* Start MATERIAL PROVIDED *
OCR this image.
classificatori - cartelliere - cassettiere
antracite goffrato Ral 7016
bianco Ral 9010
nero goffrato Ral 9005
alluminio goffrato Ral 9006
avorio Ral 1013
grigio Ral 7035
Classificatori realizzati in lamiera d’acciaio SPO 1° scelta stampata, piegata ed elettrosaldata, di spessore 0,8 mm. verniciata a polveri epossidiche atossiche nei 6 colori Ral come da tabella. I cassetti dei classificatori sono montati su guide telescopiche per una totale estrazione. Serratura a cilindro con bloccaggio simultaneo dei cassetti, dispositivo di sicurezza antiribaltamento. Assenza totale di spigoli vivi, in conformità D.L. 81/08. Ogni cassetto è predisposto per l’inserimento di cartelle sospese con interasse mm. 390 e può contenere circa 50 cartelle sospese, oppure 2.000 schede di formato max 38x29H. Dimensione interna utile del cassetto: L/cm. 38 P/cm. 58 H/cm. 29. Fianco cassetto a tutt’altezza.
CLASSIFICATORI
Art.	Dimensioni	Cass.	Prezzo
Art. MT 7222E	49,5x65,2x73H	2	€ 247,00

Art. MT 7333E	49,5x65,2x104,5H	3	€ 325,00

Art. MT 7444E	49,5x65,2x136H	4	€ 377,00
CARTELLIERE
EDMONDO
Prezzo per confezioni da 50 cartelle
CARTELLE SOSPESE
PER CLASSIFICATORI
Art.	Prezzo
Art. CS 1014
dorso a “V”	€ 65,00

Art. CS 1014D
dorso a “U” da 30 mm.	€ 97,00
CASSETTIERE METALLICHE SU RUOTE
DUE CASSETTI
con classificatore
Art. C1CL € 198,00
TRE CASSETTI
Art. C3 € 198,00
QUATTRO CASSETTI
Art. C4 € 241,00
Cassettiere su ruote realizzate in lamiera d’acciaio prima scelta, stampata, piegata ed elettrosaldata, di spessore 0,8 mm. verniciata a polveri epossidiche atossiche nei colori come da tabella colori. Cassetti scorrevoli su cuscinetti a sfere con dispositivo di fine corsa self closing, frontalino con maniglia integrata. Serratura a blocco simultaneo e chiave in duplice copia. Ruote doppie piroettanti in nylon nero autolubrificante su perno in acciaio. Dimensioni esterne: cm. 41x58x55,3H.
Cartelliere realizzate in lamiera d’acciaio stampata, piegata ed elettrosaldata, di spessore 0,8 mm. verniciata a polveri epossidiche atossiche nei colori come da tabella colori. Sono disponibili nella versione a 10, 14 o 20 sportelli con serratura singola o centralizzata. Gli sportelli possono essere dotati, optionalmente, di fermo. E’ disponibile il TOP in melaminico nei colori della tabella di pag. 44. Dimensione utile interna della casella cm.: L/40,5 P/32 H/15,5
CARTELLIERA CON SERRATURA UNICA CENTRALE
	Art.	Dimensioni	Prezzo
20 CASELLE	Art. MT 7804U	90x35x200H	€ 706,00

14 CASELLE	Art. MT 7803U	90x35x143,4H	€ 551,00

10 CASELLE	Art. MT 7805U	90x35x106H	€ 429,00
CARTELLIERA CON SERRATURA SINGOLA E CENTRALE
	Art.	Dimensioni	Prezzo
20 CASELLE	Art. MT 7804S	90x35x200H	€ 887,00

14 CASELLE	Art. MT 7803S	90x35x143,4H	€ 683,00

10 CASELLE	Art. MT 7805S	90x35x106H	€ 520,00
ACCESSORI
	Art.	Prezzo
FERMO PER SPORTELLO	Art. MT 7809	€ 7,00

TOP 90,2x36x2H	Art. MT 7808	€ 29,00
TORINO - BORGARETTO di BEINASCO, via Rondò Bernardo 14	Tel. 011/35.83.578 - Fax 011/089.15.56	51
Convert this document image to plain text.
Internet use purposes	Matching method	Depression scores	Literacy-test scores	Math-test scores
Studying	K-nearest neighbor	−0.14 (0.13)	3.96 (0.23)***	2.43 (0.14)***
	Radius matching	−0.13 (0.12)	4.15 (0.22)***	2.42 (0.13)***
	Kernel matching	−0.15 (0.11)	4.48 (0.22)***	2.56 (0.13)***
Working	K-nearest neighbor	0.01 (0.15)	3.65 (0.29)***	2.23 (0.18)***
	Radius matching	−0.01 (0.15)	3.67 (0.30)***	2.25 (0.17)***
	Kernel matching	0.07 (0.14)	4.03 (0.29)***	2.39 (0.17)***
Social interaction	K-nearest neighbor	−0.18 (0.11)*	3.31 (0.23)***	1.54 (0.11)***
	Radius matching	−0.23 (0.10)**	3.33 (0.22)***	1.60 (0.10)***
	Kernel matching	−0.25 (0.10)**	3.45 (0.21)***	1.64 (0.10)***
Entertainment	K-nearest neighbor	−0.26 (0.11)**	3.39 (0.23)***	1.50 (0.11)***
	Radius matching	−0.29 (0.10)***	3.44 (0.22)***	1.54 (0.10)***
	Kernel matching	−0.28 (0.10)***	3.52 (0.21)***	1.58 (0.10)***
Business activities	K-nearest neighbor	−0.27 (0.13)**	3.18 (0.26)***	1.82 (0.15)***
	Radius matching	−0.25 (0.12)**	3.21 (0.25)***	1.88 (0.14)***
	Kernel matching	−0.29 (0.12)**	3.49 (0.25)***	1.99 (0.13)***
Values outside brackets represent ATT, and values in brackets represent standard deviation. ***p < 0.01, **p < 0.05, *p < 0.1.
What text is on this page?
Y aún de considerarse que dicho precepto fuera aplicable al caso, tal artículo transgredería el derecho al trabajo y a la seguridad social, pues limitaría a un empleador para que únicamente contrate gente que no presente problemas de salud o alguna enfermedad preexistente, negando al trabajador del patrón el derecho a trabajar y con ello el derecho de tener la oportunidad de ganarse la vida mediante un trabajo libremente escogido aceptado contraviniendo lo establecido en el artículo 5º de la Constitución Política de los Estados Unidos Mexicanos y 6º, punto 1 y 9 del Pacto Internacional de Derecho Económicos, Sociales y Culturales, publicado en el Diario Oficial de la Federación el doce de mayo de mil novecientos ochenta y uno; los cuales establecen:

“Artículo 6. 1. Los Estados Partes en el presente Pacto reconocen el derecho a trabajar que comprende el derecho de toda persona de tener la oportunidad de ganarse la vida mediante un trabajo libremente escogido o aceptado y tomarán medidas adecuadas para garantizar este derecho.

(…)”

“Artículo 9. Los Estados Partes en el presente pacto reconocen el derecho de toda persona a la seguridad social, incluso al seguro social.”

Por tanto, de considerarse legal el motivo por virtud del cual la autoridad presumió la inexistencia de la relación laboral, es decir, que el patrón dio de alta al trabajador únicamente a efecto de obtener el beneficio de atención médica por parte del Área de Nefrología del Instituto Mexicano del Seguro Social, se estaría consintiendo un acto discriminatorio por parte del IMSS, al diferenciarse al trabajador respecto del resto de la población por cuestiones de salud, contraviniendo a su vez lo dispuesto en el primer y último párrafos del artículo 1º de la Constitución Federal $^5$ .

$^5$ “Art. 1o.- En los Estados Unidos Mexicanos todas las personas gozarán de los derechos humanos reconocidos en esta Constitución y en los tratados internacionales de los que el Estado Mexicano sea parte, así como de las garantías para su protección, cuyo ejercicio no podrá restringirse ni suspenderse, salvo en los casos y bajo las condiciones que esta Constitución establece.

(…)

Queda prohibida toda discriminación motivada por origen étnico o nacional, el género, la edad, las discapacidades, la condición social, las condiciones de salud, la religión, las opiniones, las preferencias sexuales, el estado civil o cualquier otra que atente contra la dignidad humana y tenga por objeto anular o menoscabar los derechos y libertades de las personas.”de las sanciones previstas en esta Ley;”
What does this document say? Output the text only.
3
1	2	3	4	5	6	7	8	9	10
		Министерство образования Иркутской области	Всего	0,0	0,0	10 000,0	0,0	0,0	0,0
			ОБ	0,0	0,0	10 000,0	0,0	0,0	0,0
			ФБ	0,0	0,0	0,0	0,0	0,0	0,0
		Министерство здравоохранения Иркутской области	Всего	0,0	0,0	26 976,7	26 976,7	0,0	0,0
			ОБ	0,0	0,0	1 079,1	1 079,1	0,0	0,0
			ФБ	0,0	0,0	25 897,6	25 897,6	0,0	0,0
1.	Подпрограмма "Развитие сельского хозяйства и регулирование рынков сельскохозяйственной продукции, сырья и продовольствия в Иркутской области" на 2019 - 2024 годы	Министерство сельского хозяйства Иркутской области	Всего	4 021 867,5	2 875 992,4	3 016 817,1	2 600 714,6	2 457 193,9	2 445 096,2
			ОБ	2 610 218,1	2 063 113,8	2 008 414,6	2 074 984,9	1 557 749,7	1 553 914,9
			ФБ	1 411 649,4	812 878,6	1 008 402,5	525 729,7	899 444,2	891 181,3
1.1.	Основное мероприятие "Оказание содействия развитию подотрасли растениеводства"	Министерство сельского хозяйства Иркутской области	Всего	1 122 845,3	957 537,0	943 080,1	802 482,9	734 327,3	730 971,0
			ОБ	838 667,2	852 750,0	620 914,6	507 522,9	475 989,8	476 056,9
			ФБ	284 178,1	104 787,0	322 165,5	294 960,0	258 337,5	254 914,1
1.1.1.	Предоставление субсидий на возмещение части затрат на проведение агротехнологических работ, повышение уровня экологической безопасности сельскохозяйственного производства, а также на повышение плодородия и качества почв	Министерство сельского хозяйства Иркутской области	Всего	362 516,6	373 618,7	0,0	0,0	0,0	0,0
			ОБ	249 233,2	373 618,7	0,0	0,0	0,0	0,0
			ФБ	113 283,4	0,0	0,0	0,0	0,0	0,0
* End MATERIAL PROVIDED *
> PROMPT: Pull out the lines above in which the word "Partes" appears.

> TASK RESPONSE:
“Artículo 6. 1. Los Estados Partes en el presente Pacto reconocen el derecho a trabajar que comprende el derecho de toda persona de tener la oportunidad de ganarse la vida mediante un trabajo libremente escogido o aceptado y tomarán medidas adecuadas para garantizar este derecho.
“Artículo 9. Los Estados Partes en el presente pacto reconocen el derecho de toda persona a la seguridad social, incluso al seguro social.”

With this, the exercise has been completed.